= Problem details =
Go through the material below and copy all lines with "辖区内有自治州".

── Provided data ──

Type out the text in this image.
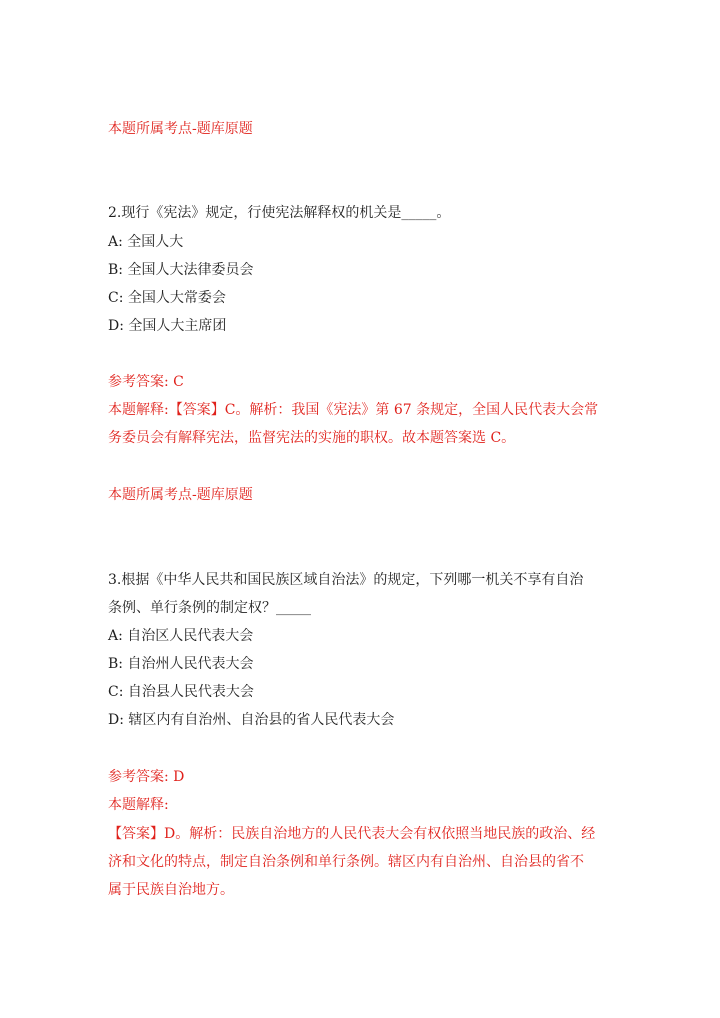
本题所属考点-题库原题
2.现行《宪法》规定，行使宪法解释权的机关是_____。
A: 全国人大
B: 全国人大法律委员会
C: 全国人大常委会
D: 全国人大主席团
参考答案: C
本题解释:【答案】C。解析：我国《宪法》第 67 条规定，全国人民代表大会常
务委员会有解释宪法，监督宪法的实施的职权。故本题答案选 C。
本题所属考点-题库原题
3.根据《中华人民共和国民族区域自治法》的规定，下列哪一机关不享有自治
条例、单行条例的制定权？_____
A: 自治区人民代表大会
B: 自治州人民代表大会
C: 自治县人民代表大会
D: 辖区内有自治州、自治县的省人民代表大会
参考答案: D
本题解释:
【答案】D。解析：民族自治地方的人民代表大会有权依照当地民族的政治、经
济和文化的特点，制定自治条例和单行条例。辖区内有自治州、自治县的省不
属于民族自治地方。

───
── Provided data ──

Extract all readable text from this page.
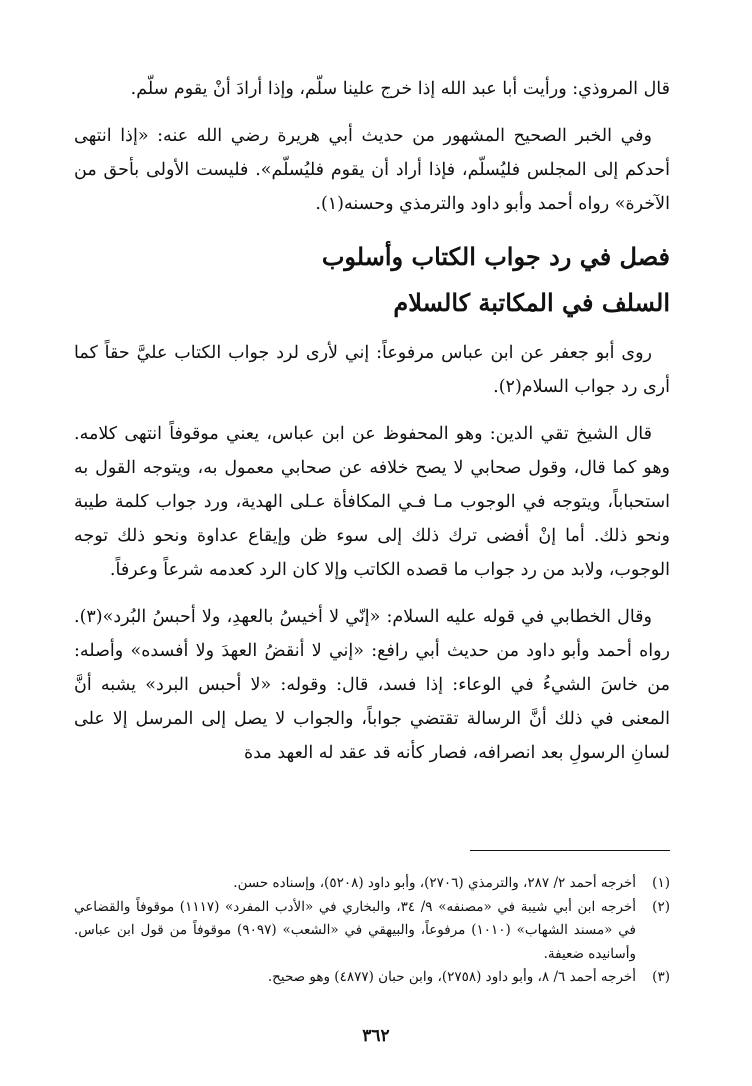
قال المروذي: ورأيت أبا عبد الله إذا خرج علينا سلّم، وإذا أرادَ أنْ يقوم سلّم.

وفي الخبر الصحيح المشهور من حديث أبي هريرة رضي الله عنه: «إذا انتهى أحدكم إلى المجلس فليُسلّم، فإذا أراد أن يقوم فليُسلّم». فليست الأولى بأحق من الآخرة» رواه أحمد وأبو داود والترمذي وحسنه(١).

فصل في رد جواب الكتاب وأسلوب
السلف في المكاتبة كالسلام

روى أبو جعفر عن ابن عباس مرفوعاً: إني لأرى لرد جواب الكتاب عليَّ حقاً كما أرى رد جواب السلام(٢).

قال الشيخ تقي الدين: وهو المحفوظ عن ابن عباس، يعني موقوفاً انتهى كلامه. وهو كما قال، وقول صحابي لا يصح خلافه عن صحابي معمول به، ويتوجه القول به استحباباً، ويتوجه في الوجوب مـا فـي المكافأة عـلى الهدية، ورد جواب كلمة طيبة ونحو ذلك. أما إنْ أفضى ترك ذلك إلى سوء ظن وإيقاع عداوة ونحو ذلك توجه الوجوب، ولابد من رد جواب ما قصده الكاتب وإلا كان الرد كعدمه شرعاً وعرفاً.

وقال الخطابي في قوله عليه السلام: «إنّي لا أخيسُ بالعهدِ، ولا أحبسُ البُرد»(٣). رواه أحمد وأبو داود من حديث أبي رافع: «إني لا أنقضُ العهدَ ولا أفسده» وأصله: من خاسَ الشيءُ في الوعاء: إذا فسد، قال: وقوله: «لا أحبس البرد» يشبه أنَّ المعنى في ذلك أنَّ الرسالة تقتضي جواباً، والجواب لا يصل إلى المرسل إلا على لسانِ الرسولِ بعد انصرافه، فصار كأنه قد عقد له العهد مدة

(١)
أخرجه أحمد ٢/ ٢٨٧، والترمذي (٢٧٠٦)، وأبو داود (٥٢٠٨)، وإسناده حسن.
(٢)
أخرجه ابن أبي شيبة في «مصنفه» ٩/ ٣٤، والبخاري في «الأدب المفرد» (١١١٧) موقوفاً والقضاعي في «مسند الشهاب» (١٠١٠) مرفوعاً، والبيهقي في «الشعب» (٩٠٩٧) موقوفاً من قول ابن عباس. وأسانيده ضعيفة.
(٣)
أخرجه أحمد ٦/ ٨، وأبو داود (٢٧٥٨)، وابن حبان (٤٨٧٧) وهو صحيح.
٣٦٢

───

= Solved exercise =
D: 辖区内有自治州、自治县的省人民代表大会
济和文化的特点，制定自治条例和单行条例。辖区内有自治州、自治县的省不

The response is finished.